_Exercise description_: Look through the records and copy every line in which "from" appears.

_Data for this exercise_:

::::::::

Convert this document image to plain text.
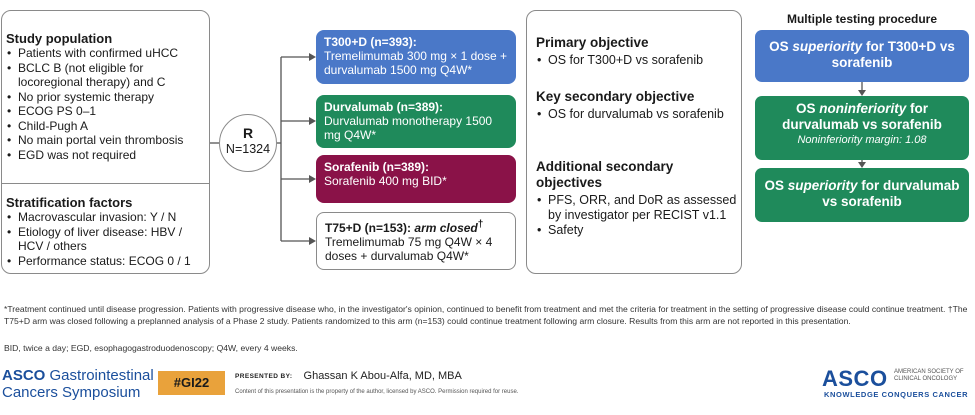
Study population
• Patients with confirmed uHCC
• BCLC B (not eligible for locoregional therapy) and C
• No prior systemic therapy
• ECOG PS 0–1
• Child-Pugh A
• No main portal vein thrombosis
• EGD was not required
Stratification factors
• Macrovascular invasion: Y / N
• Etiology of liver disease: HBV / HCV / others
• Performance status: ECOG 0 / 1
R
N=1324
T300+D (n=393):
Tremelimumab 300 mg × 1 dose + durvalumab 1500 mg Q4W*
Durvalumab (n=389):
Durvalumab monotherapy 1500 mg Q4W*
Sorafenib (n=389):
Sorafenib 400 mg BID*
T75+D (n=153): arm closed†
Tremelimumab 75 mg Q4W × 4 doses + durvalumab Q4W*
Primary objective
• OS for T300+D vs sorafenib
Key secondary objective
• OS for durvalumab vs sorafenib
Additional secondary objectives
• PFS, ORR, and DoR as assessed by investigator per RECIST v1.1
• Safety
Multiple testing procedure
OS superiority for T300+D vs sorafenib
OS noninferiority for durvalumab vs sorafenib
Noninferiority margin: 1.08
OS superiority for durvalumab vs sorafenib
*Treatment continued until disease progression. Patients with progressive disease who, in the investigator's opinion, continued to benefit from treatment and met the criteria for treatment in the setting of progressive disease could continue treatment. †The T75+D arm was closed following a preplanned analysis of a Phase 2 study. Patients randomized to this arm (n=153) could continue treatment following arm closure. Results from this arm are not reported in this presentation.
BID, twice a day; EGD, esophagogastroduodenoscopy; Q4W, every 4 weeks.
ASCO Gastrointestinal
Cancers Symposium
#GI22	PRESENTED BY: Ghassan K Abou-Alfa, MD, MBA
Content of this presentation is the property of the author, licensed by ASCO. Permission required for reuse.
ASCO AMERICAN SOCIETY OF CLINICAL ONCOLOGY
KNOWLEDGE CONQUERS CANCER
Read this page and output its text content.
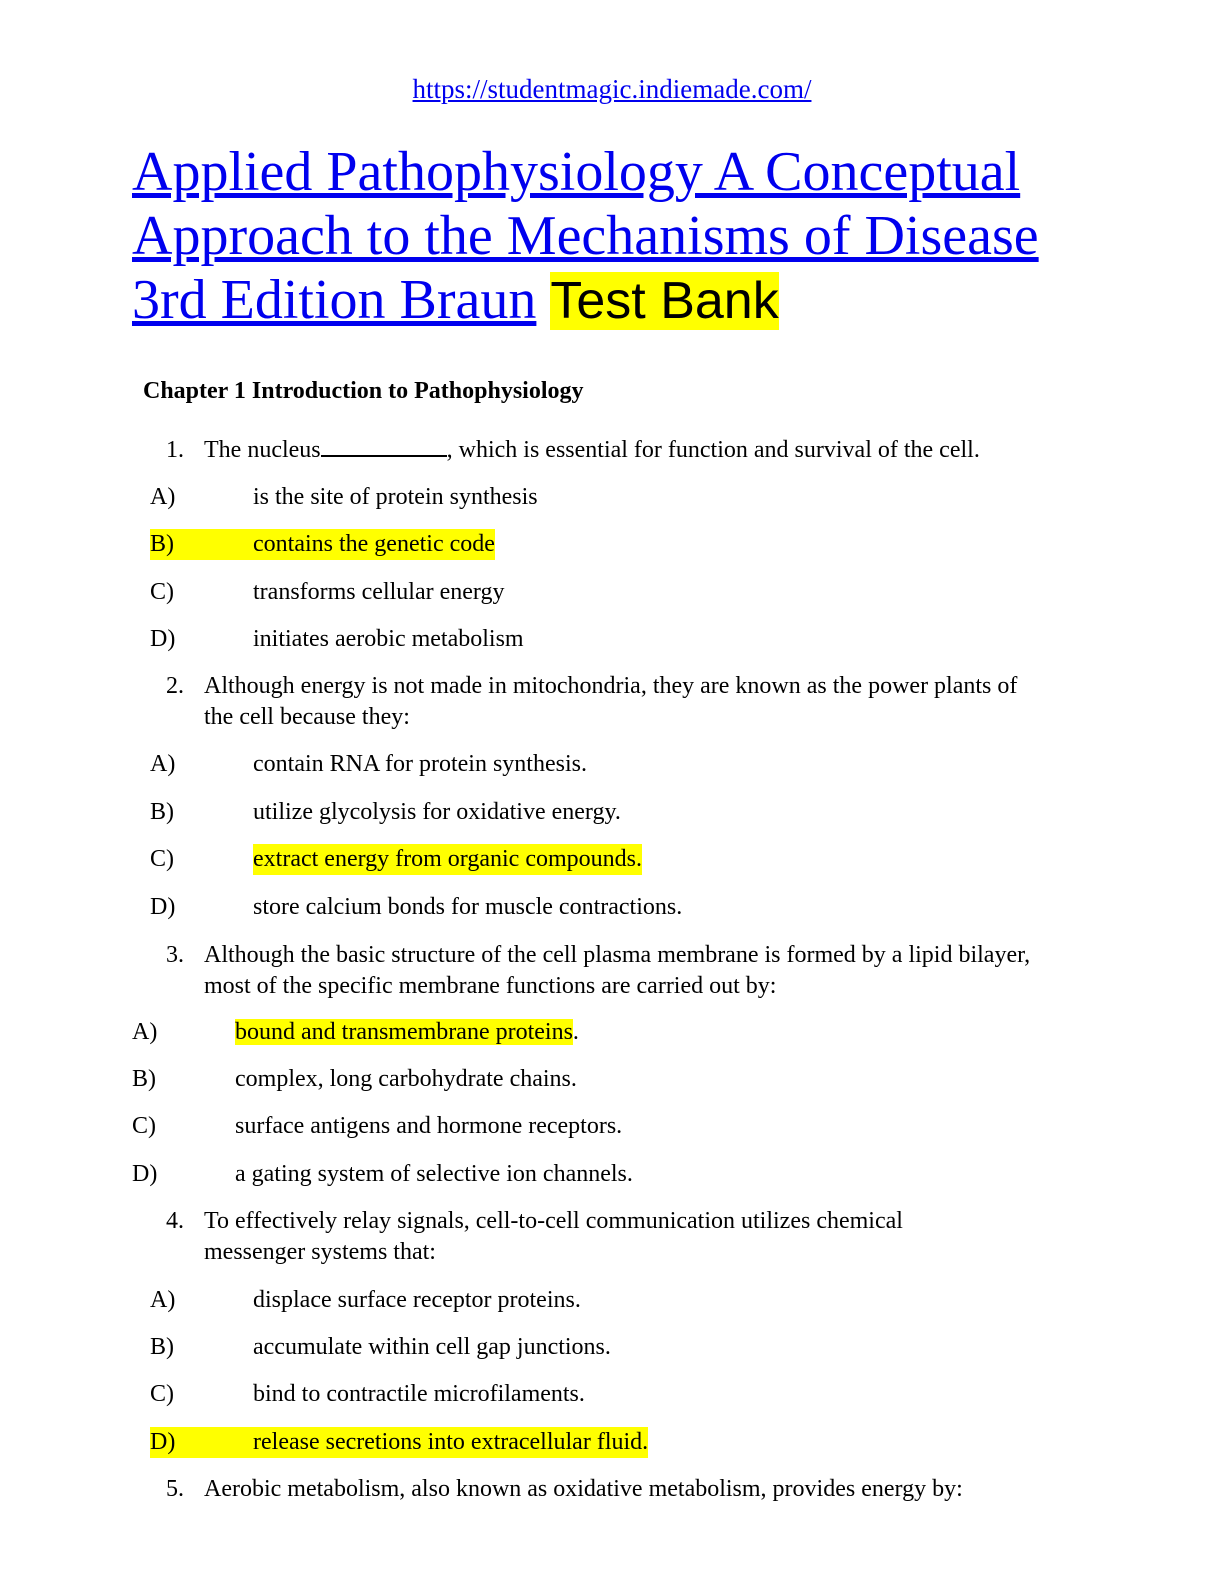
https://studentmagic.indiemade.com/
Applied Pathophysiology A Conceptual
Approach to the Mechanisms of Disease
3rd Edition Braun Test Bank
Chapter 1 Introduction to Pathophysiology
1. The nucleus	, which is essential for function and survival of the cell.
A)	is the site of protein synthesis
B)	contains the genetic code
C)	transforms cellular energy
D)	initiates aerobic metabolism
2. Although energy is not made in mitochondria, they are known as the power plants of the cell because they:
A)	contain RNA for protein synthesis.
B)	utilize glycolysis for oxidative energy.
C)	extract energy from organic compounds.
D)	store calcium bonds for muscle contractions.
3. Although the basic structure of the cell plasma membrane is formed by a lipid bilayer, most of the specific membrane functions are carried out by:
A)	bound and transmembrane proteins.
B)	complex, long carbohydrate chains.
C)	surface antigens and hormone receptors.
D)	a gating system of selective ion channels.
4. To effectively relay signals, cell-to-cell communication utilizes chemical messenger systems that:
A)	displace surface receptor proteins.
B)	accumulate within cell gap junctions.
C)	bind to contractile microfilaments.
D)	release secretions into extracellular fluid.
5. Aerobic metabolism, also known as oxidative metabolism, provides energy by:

::::::::

_Response to the task_:
*Treatment continued until disease progression. Patients with progressive disease who, in the investigator's opinion, continued to benefit from treatment and met the criteria for treatment in the setting of progressive disease could continue treatment. †The T75+D arm was closed following a preplanned analysis of a Phase 2 study. Patients randomized to this arm (n=153) could continue treatment following arm closure. Results from this arm are not reported in this presentation.
C)	extract energy from organic compounds.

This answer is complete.